## Begin EXCERPTED RECORDS
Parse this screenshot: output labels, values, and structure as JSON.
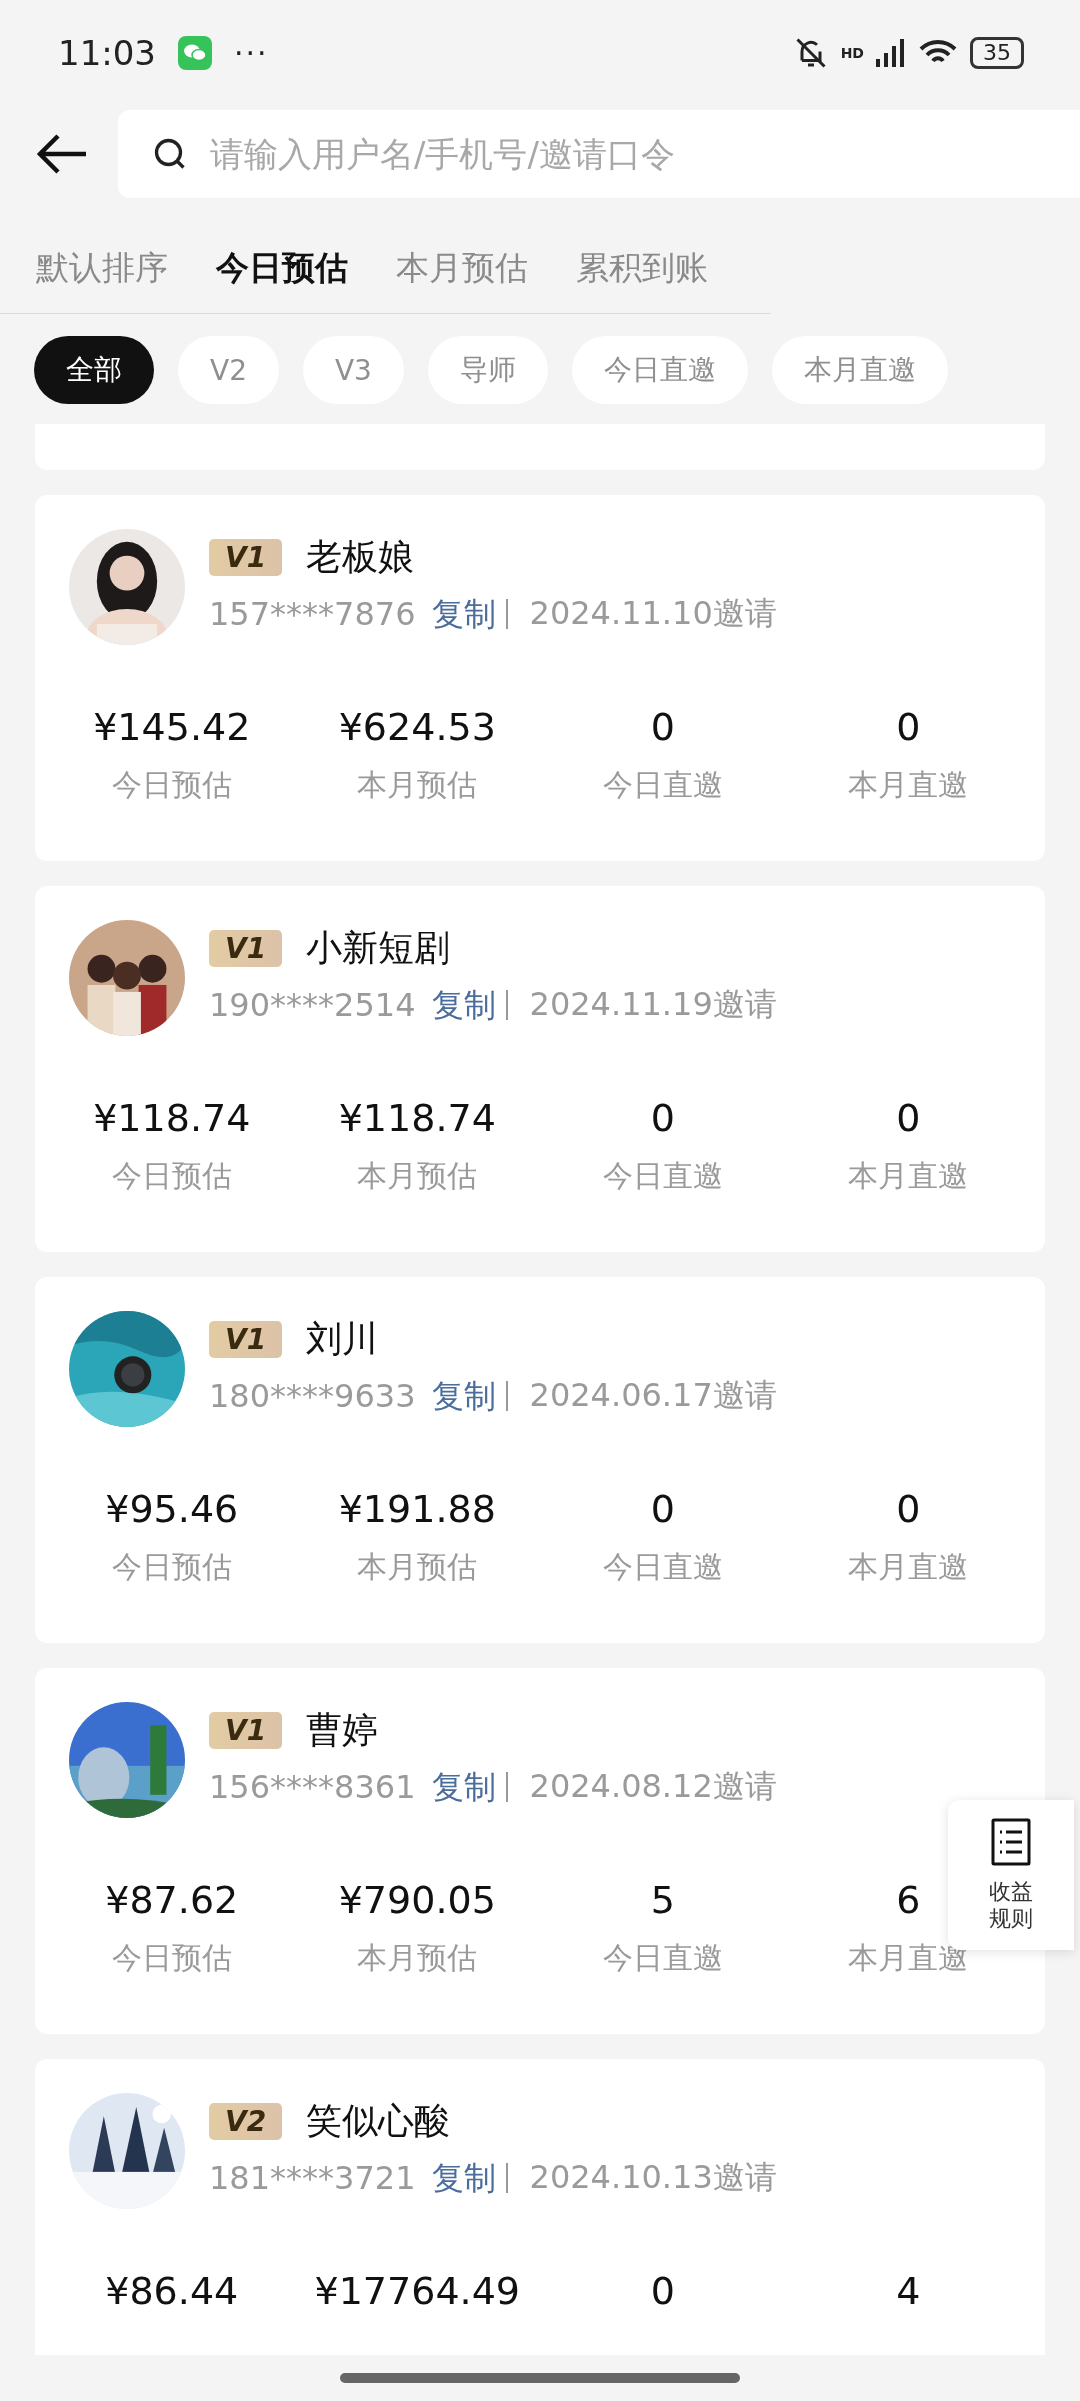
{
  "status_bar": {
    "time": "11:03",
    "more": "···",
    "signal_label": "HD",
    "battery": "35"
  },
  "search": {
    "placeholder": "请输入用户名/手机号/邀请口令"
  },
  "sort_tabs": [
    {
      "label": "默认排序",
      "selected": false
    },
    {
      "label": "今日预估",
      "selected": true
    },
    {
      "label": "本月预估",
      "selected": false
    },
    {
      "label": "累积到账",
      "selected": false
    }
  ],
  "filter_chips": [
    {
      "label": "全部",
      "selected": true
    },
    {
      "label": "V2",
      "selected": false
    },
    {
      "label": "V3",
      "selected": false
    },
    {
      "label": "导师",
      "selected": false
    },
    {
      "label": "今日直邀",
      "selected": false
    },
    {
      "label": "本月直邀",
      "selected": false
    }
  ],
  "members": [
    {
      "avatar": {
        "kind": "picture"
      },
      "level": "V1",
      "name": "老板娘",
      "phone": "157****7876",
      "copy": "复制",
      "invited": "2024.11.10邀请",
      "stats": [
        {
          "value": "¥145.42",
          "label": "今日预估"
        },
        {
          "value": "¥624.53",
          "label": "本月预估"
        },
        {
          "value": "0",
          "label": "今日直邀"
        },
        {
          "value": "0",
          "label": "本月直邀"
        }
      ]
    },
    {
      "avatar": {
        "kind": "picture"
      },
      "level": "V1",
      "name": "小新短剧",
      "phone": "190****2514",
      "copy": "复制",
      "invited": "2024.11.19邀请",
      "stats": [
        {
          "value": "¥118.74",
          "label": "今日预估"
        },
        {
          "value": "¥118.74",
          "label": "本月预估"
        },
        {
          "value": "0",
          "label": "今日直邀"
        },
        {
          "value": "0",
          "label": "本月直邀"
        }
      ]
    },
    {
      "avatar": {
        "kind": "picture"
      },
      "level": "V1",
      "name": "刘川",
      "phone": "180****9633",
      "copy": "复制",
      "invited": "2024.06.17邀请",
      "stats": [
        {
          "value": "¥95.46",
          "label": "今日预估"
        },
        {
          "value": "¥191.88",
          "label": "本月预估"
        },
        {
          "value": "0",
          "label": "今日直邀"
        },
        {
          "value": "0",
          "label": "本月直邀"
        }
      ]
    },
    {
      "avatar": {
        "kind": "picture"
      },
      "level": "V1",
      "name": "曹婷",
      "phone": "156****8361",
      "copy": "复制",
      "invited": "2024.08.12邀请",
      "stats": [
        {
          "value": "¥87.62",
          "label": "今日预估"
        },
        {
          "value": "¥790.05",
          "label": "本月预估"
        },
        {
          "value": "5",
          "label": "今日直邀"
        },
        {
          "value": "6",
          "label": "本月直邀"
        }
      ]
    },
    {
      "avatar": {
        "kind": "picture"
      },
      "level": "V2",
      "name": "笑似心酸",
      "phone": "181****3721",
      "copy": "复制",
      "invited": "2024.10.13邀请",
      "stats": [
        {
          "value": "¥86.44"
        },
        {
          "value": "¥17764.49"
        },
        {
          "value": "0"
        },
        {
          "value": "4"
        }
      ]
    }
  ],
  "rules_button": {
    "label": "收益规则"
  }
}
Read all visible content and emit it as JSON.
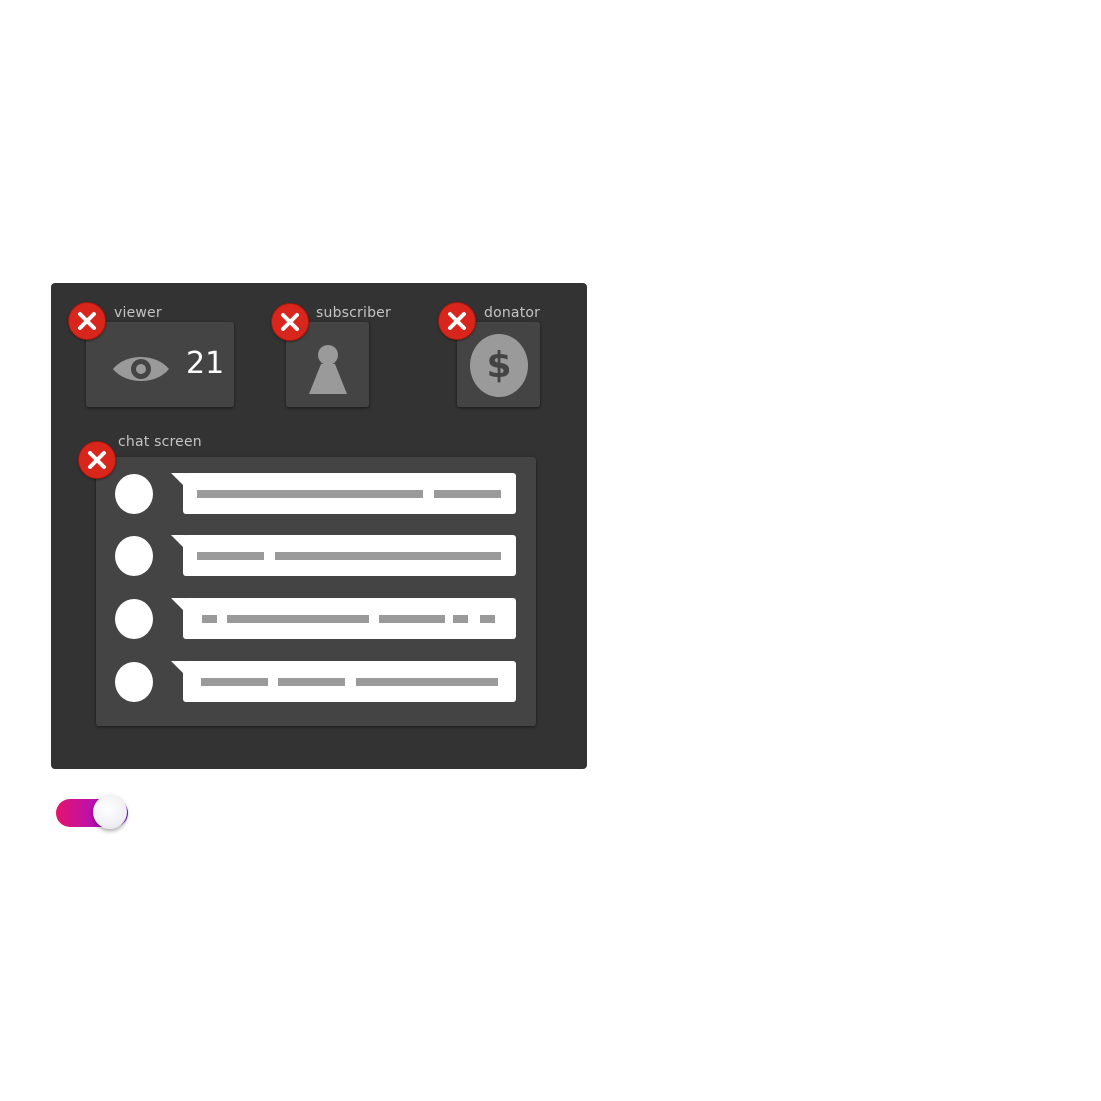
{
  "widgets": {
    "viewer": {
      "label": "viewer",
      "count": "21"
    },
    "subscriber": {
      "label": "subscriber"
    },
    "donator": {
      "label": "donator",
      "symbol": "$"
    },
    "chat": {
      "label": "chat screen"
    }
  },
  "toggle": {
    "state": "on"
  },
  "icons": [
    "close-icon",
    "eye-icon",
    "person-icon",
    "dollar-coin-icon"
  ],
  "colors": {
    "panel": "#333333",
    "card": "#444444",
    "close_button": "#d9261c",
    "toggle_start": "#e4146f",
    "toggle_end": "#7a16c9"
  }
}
## End EXCERPTED RECORDS
EXERCISE DESCRIPTION: Give the number of lines in the data that contain "invited", with no other words.

EXERCISE SOLUTION: 5